→ SHORT PROBLEM:
Copy out each line containing "JSON" from the entries below.

→ INFORMATION GIVEN:
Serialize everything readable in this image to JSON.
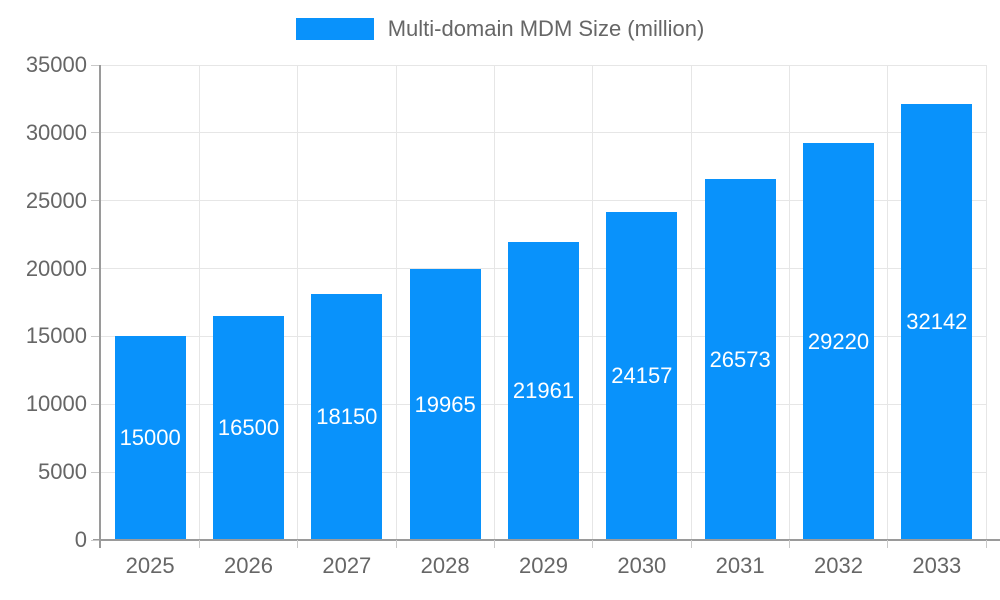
{
  "legend": {
    "label": "Multi-domain MDM Size (million)"
  },
  "chart_data": {
    "type": "bar",
    "title": "",
    "categories": [
      "2025",
      "2026",
      "2027",
      "2028",
      "2029",
      "2030",
      "2031",
      "2032",
      "2033"
    ],
    "series": [
      {
        "name": "Multi-domain MDM Size (million)",
        "values": [
          15000,
          16500,
          18150,
          19965,
          21961,
          24157,
          26573,
          29220,
          32142
        ]
      }
    ],
    "value_labels": [
      "15000",
      "16500",
      "18150",
      "19965",
      "21961",
      "24157",
      "26573",
      "29220",
      "32142"
    ],
    "xlabel": "",
    "ylabel": "",
    "ylim": [
      0,
      35000
    ],
    "y_tick_step": 5000,
    "y_tick_labels": [
      "0",
      "5000",
      "10000",
      "15000",
      "20000",
      "25000",
      "30000",
      "35000"
    ],
    "grid": true,
    "legend_position": "top-center",
    "value_label_position": "inside-center",
    "colors": {
      "bar": "#0992fb",
      "value_label": "#ffffff",
      "axis_text": "#666666",
      "grid": "#e6e6e6",
      "tick": "#c9c9c9",
      "axis_line": "#9a9a9a",
      "background": "#ffffff"
    }
  }
}
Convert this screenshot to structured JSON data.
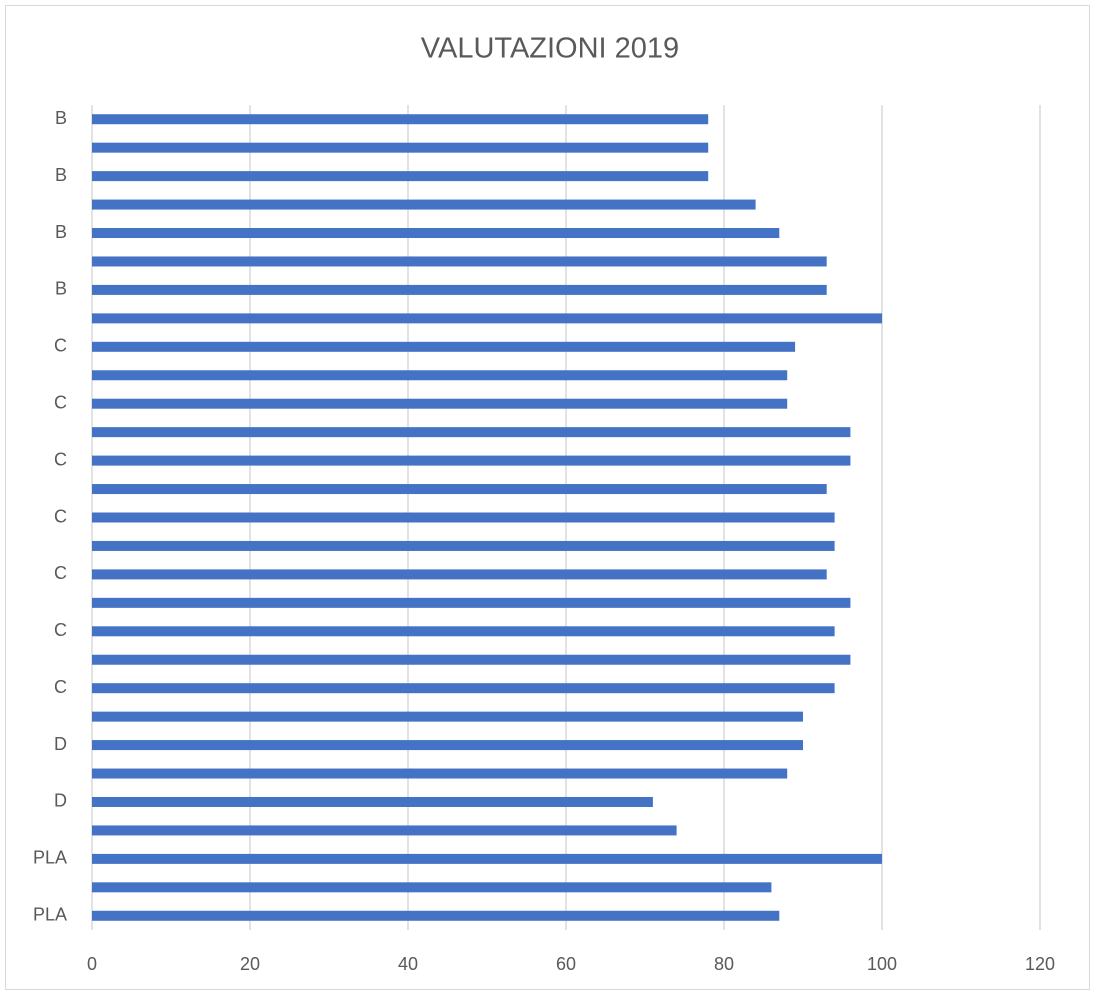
{
  "chart_data": {
    "type": "barh",
    "title": "VALUTAZIONI 2019",
    "categories": [
      "B",
      null,
      "B",
      null,
      "B",
      null,
      "B",
      null,
      "C",
      null,
      "C",
      null,
      "C",
      null,
      "C",
      null,
      "C",
      null,
      "C",
      null,
      "C",
      null,
      "D",
      null,
      "D",
      null,
      "PLA",
      null,
      "PLA"
    ],
    "values": [
      78,
      78,
      78,
      84,
      87,
      93,
      93,
      100,
      89,
      88,
      88,
      96,
      96,
      93,
      94,
      94,
      93,
      96,
      94,
      96,
      94,
      90,
      90,
      88,
      71,
      74,
      100,
      86,
      87
    ],
    "color": "#4472c4",
    "xlim": [
      0,
      120
    ],
    "xticks": [
      0,
      20,
      40,
      60,
      80,
      100,
      120
    ],
    "grid": true
  }
}
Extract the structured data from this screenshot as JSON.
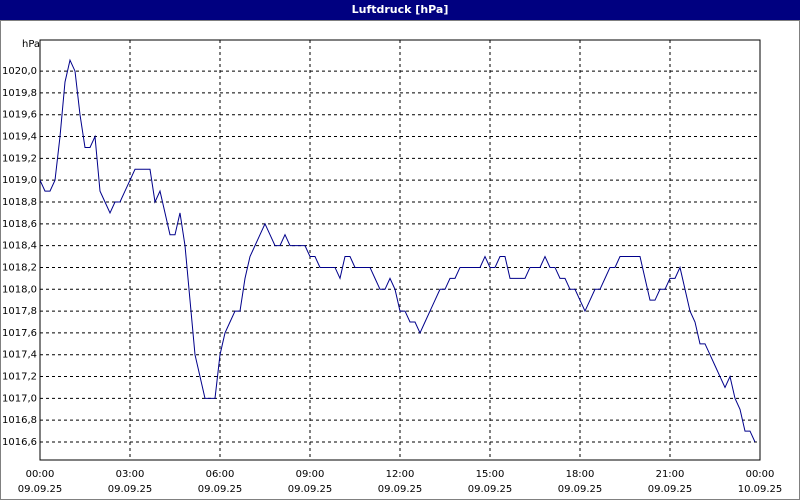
{
  "chart_data": {
    "type": "line",
    "title": "Luftdruck [hPa]",
    "y_unit": "hPa",
    "color": "#00008b",
    "grid": true,
    "xlim": [
      0,
      1440
    ],
    "xticks": [
      {
        "value": 0,
        "label": "00:00"
      },
      {
        "value": 180,
        "label": "03:00"
      },
      {
        "value": 360,
        "label": "06:00"
      },
      {
        "value": 540,
        "label": "09:00"
      },
      {
        "value": 720,
        "label": "12:00"
      },
      {
        "value": 900,
        "label": "15:00"
      },
      {
        "value": 1080,
        "label": "18:00"
      },
      {
        "value": 1260,
        "label": "21:00"
      },
      {
        "value": 1440,
        "label": "00:00"
      }
    ],
    "xtick_dates": [
      "09.09.25",
      "09.09.25",
      "09.09.25",
      "09.09.25",
      "09.09.25",
      "09.09.25",
      "09.09.25",
      "09.09.25",
      "10.09.25"
    ],
    "ylim": [
      1016.435,
      1020.285
    ],
    "yticks": [
      {
        "value": 1016.6,
        "label": "1016,6"
      },
      {
        "value": 1016.8,
        "label": "1016,8"
      },
      {
        "value": 1017.0,
        "label": "1017,0"
      },
      {
        "value": 1017.2,
        "label": "1017,2"
      },
      {
        "value": 1017.4,
        "label": "1017,4"
      },
      {
        "value": 1017.6,
        "label": "1017,6"
      },
      {
        "value": 1017.8,
        "label": "1017,8"
      },
      {
        "value": 1018.0,
        "label": "1018,0"
      },
      {
        "value": 1018.2,
        "label": "1018,2"
      },
      {
        "value": 1018.4,
        "label": "1018,4"
      },
      {
        "value": 1018.6,
        "label": "1018,6"
      },
      {
        "value": 1018.8,
        "label": "1018,8"
      },
      {
        "value": 1019.0,
        "label": "1019,0"
      },
      {
        "value": 1019.2,
        "label": "1019,2"
      },
      {
        "value": 1019.4,
        "label": "1019,4"
      },
      {
        "value": 1019.6,
        "label": "1019,6"
      },
      {
        "value": 1019.8,
        "label": "1019,8"
      },
      {
        "value": 1020.0,
        "label": "1020,0"
      }
    ],
    "x": [
      0,
      10,
      20,
      30,
      40,
      50,
      60,
      70,
      80,
      90,
      100,
      110,
      120,
      130,
      140,
      150,
      160,
      170,
      180,
      190,
      200,
      210,
      220,
      230,
      240,
      250,
      260,
      270,
      280,
      290,
      300,
      310,
      320,
      330,
      340,
      350,
      360,
      370,
      380,
      390,
      400,
      410,
      420,
      430,
      440,
      450,
      460,
      470,
      480,
      490,
      500,
      510,
      520,
      530,
      540,
      550,
      560,
      570,
      580,
      590,
      600,
      610,
      620,
      630,
      640,
      650,
      660,
      670,
      680,
      690,
      700,
      710,
      720,
      730,
      740,
      750,
      760,
      770,
      780,
      790,
      800,
      810,
      820,
      830,
      840,
      850,
      860,
      870,
      880,
      890,
      900,
      910,
      920,
      930,
      940,
      950,
      960,
      970,
      980,
      990,
      1000,
      1010,
      1020,
      1030,
      1040,
      1050,
      1060,
      1070,
      1080,
      1090,
      1100,
      1110,
      1120,
      1130,
      1140,
      1150,
      1160,
      1170,
      1180,
      1190,
      1200,
      1210,
      1220,
      1230,
      1240,
      1250,
      1260,
      1270,
      1280,
      1290,
      1300,
      1310,
      1320,
      1330,
      1340,
      1350,
      1360,
      1370,
      1380,
      1390,
      1400,
      1410,
      1420,
      1430
    ],
    "values": [
      1019.0,
      1018.9,
      1018.9,
      1019.0,
      1019.4,
      1019.9,
      1020.1,
      1020.0,
      1019.6,
      1019.3,
      1019.3,
      1019.4,
      1018.9,
      1018.8,
      1018.7,
      1018.8,
      1018.8,
      1018.9,
      1019.0,
      1019.1,
      1019.1,
      1019.1,
      1019.1,
      1018.8,
      1018.9,
      1018.7,
      1018.5,
      1018.5,
      1018.7,
      1018.4,
      1017.9,
      1017.4,
      1017.2,
      1017.0,
      1017.0,
      1017.0,
      1017.4,
      1017.6,
      1017.7,
      1017.8,
      1017.8,
      1018.1,
      1018.3,
      1018.4,
      1018.5,
      1018.6,
      1018.5,
      1018.4,
      1018.4,
      1018.5,
      1018.4,
      1018.4,
      1018.4,
      1018.4,
      1018.3,
      1018.3,
      1018.2,
      1018.2,
      1018.2,
      1018.2,
      1018.1,
      1018.3,
      1018.3,
      1018.2,
      1018.2,
      1018.2,
      1018.2,
      1018.1,
      1018.0,
      1018.0,
      1018.1,
      1018.0,
      1017.8,
      1017.8,
      1017.7,
      1017.7,
      1017.6,
      1017.7,
      1017.8,
      1017.9,
      1018.0,
      1018.0,
      1018.1,
      1018.1,
      1018.2,
      1018.2,
      1018.2,
      1018.2,
      1018.2,
      1018.3,
      1018.2,
      1018.2,
      1018.3,
      1018.3,
      1018.1,
      1018.1,
      1018.1,
      1018.1,
      1018.2,
      1018.2,
      1018.2,
      1018.3,
      1018.2,
      1018.2,
      1018.1,
      1018.1,
      1018.0,
      1018.0,
      1017.9,
      1017.8,
      1017.9,
      1018.0,
      1018.0,
      1018.1,
      1018.2,
      1018.2,
      1018.3,
      1018.3,
      1018.3,
      1018.3,
      1018.3,
      1018.1,
      1017.9,
      1017.9,
      1018.0,
      1018.0,
      1018.1,
      1018.1,
      1018.2,
      1018.0,
      1017.8,
      1017.7,
      1017.5,
      1017.5,
      1017.4,
      1017.3,
      1017.2,
      1017.1,
      1017.2,
      1017.0,
      1016.9,
      1016.7,
      1016.7,
      1016.6
    ]
  }
}
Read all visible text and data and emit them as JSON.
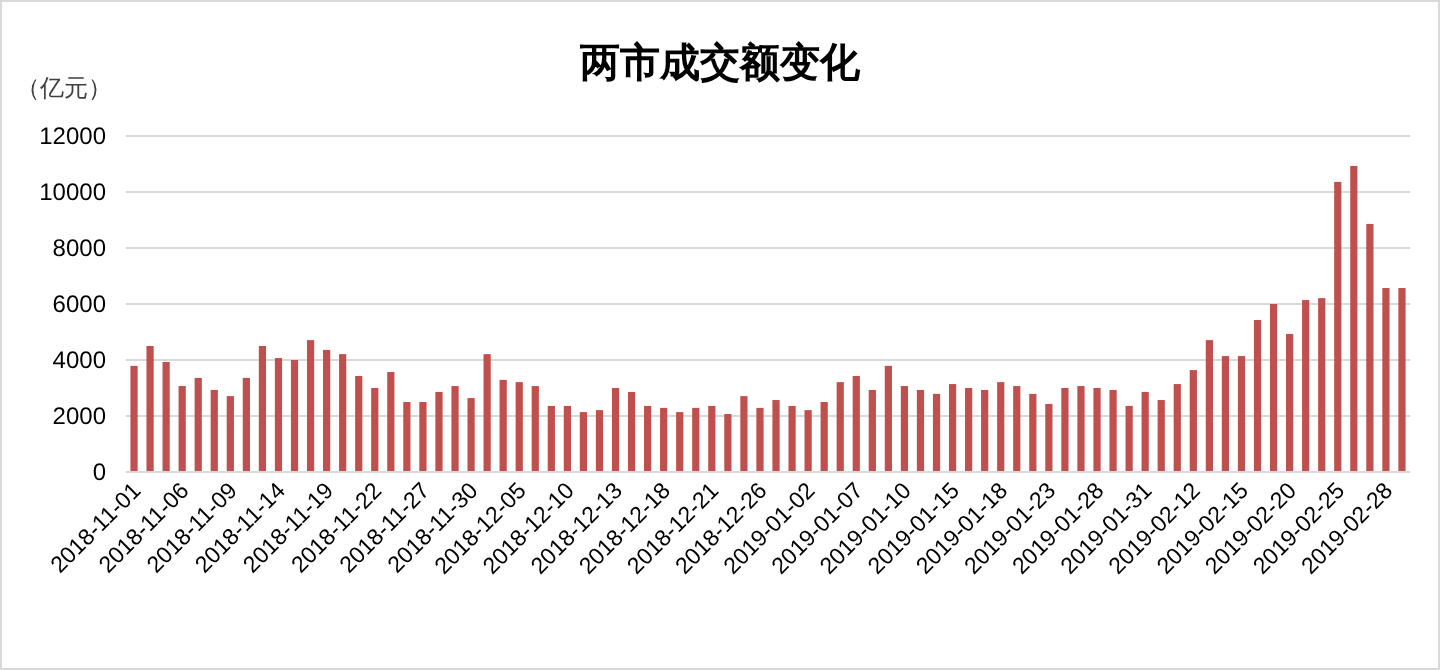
{
  "chart_data": {
    "type": "bar",
    "title": "两市成交额变化",
    "ylabel": "（亿元）",
    "categories": [
      "2018-11-01",
      null,
      null,
      "2018-11-06",
      null,
      null,
      "2018-11-09",
      null,
      null,
      "2018-11-14",
      null,
      null,
      "2018-11-19",
      null,
      null,
      "2018-11-22",
      null,
      null,
      "2018-11-27",
      null,
      null,
      "2018-11-30",
      null,
      null,
      "2018-12-05",
      null,
      null,
      "2018-12-10",
      null,
      null,
      "2018-12-13",
      null,
      null,
      "2018-12-18",
      null,
      null,
      "2018-12-21",
      null,
      null,
      "2018-12-26",
      null,
      null,
      "2019-01-02",
      null,
      null,
      "2019-01-07",
      null,
      null,
      "2019-01-10",
      null,
      null,
      "2019-01-15",
      null,
      null,
      "2019-01-18",
      null,
      null,
      "2019-01-23",
      null,
      null,
      "2019-01-28",
      null,
      null,
      "2019-01-31",
      null,
      null,
      "2019-02-12",
      null,
      null,
      "2019-02-15",
      null,
      null,
      "2019-02-20",
      null,
      null,
      "2019-02-25",
      null,
      null,
      "2019-02-28",
      null
    ],
    "values": [
      3790,
      4500,
      3930,
      3070,
      3360,
      2930,
      2710,
      3360,
      4500,
      4070,
      4000,
      4710,
      4360,
      4210,
      3430,
      3000,
      3570,
      2500,
      2500,
      2860,
      3070,
      2640,
      4210,
      3290,
      3210,
      3070,
      2360,
      2360,
      2140,
      2210,
      3000,
      2860,
      2360,
      2290,
      2140,
      2290,
      2360,
      2070,
      2710,
      2290,
      2570,
      2360,
      2210,
      2500,
      3210,
      3430,
      2930,
      3790,
      3070,
      2930,
      2790,
      3140,
      3000,
      2930,
      3210,
      3070,
      2790,
      2430,
      3000,
      3070,
      3000,
      2930,
      2360,
      2860,
      2570,
      3140,
      3640,
      4710,
      4140,
      4140,
      5430,
      6000,
      4930,
      6140,
      6210,
      10360,
      10930,
      8860,
      6570,
      6570
    ],
    "color": "#c0504d",
    "ylim": [
      0,
      12000
    ],
    "yticks": [
      0,
      2000,
      4000,
      6000,
      8000,
      10000,
      12000
    ],
    "grid": "y"
  }
}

→ EXPECTED ANSWER:
Serialize everything readable in this image to JSON.
Convert this screenshot to structured JSON data.
Extract the structured data from this screenshot as JSON.
Read all visible text and data and emit them as JSON.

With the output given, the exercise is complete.